WHAT YOU WILL DO: Write out all the entries word for word and omit any pictures.

SUPPLIED RECORDS:
----------------
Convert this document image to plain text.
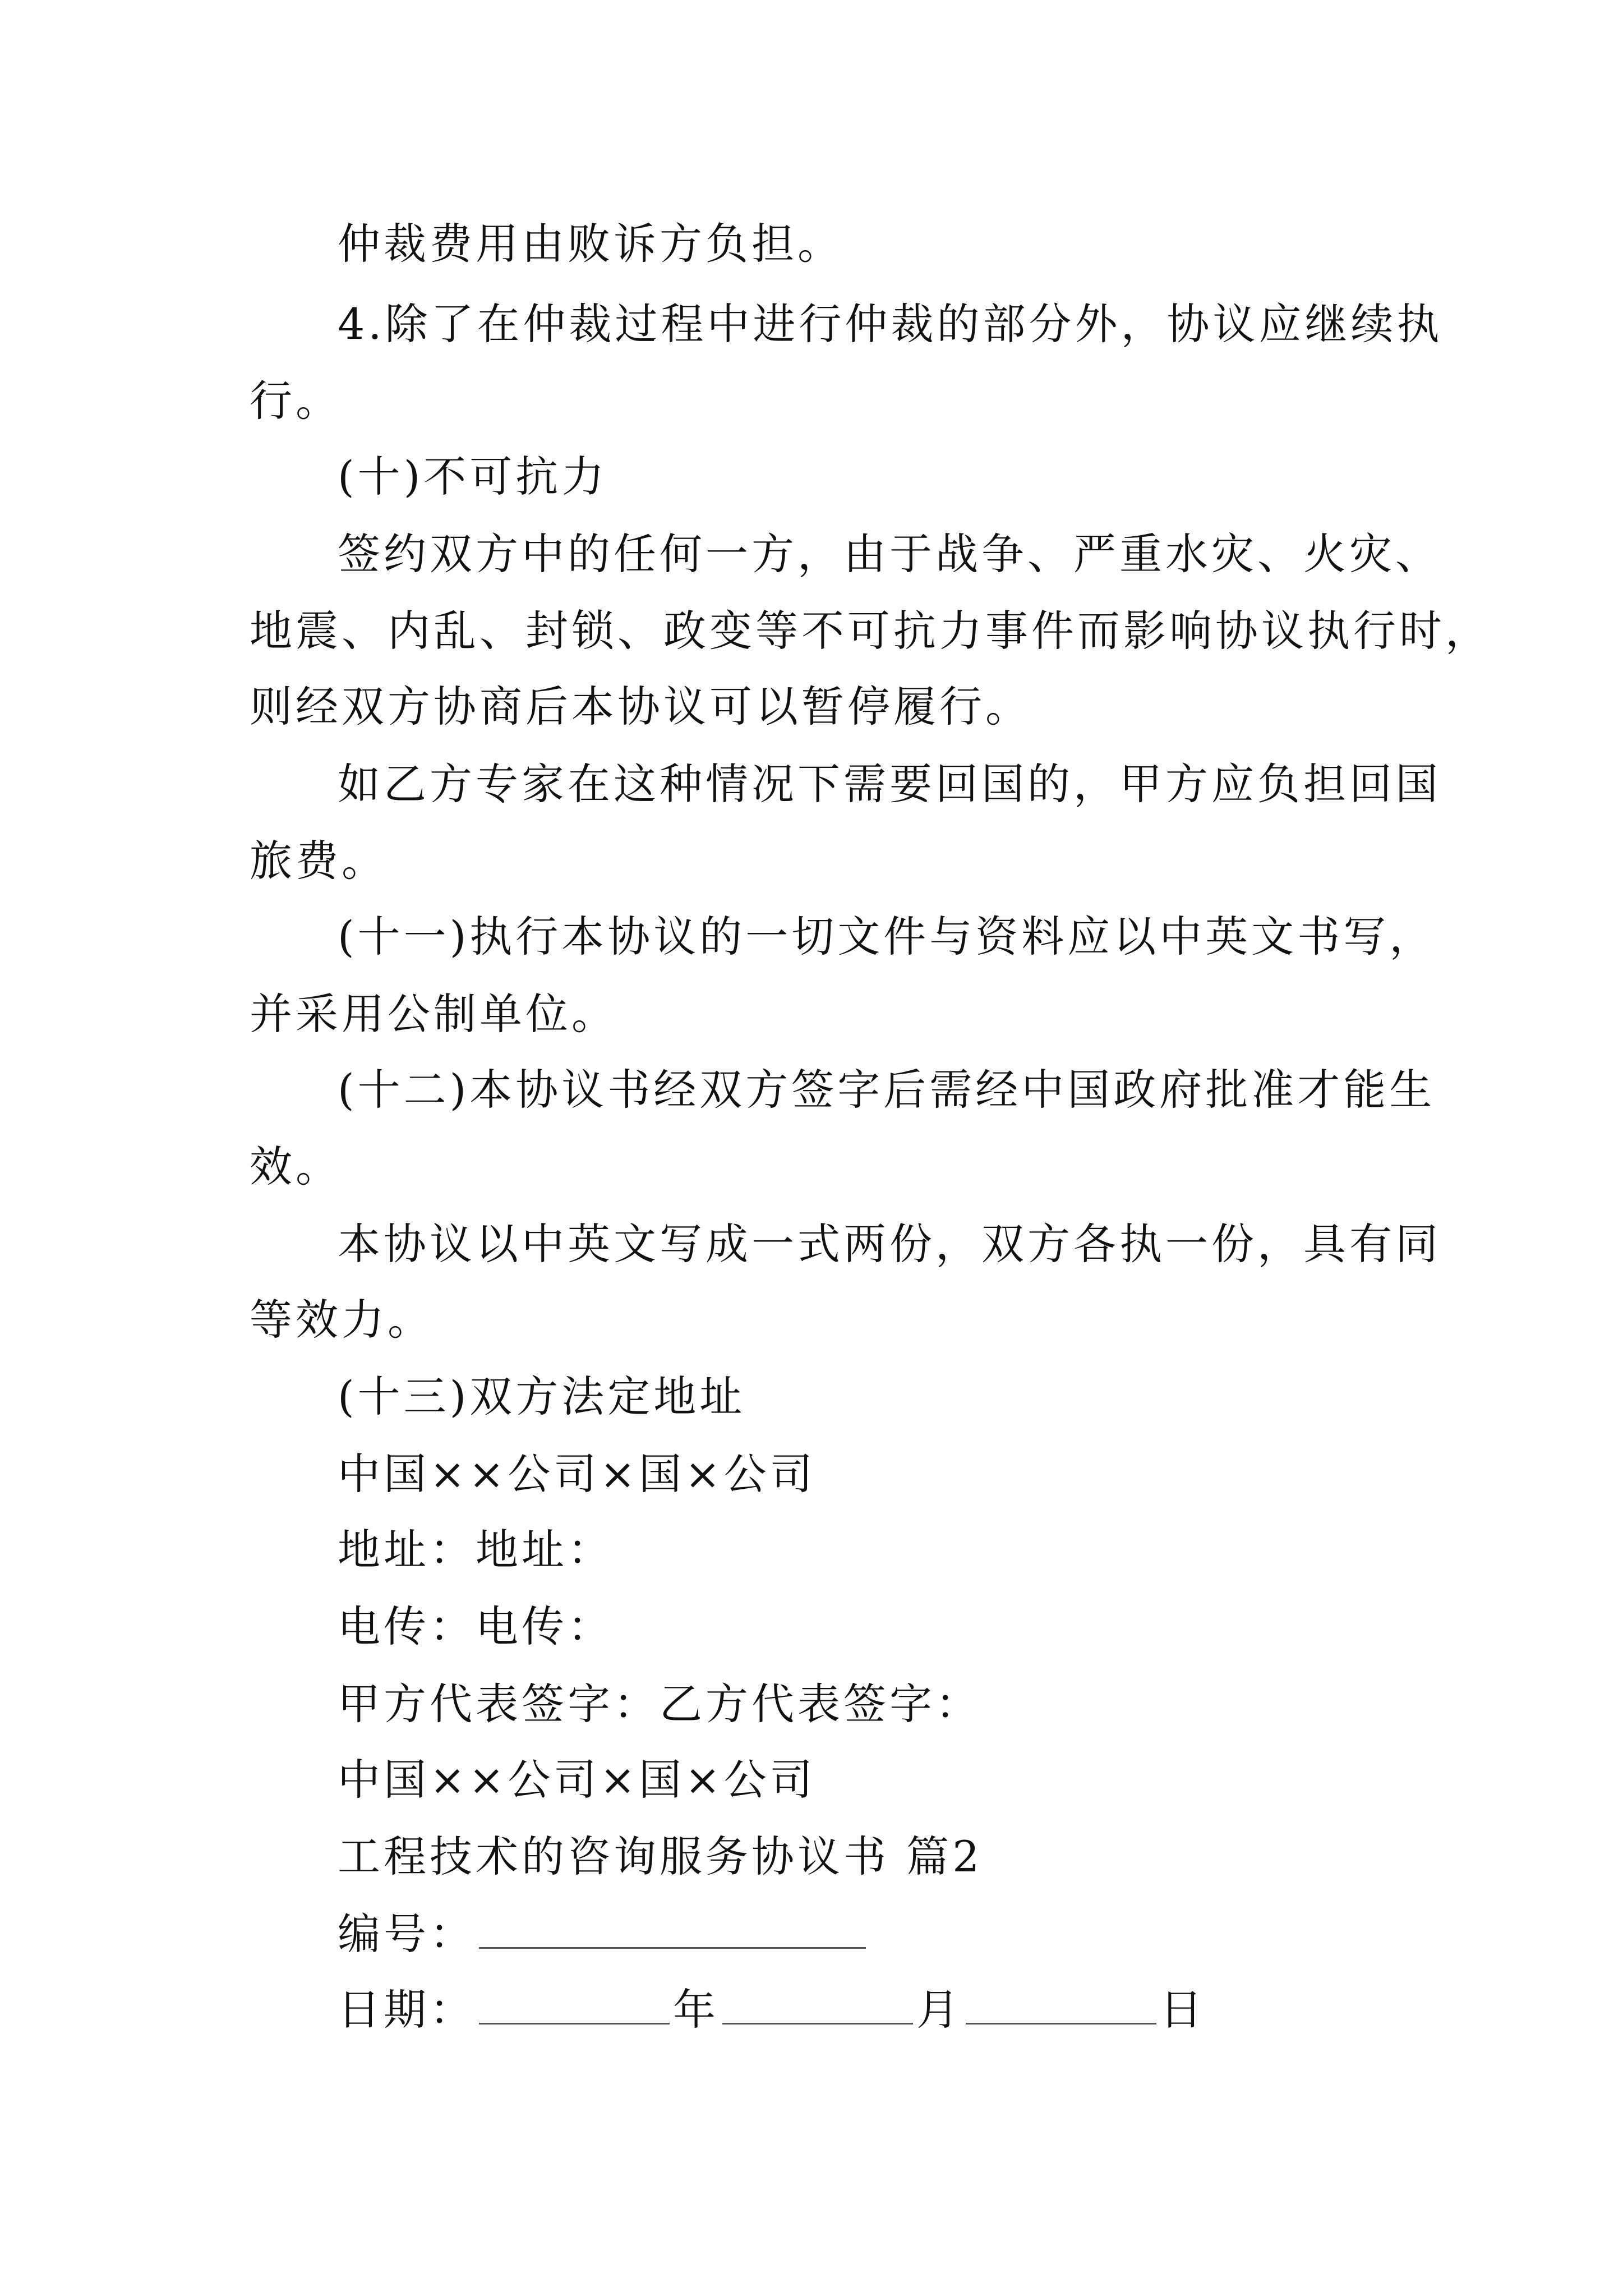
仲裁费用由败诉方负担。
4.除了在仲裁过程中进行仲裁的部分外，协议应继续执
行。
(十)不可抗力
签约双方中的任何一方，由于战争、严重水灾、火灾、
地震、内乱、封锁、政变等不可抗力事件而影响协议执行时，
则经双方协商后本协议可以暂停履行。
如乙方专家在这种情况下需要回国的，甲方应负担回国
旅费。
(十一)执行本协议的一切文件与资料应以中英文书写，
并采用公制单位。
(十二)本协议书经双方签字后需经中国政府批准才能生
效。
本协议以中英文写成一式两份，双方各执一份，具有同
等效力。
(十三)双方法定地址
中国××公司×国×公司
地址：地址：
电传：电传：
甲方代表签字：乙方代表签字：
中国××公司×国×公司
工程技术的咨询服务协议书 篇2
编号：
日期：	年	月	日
----------------
ANSWER TO THE EXERCISE:
Convert this document image to plain text.
仲裁费用由败诉方负担。
4.除了在仲裁过程中进行仲裁的部分外，协议应继续执
行。
(十)不可抗力
签约双方中的任何一方，由于战争、严重水灾、火灾、
地震、内乱、封锁、政变等不可抗力事件而影响协议执行时，
则经双方协商后本协议可以暂停履行。
如乙方专家在这种情况下需要回国的，甲方应负担回国
旅费。
(十一)执行本协议的一切文件与资料应以中英文书写，
并采用公制单位。
(十二)本协议书经双方签字后需经中国政府批准才能生
效。
本协议以中英文写成一式两份，双方各执一份，具有同
等效力。
(十三)双方法定地址
中国××公司×国×公司
地址：地址：
电传：电传：
甲方代表签字：乙方代表签字：
中国××公司×国×公司
工程技术的咨询服务协议书 篇2
编号：
日期：	年	月	日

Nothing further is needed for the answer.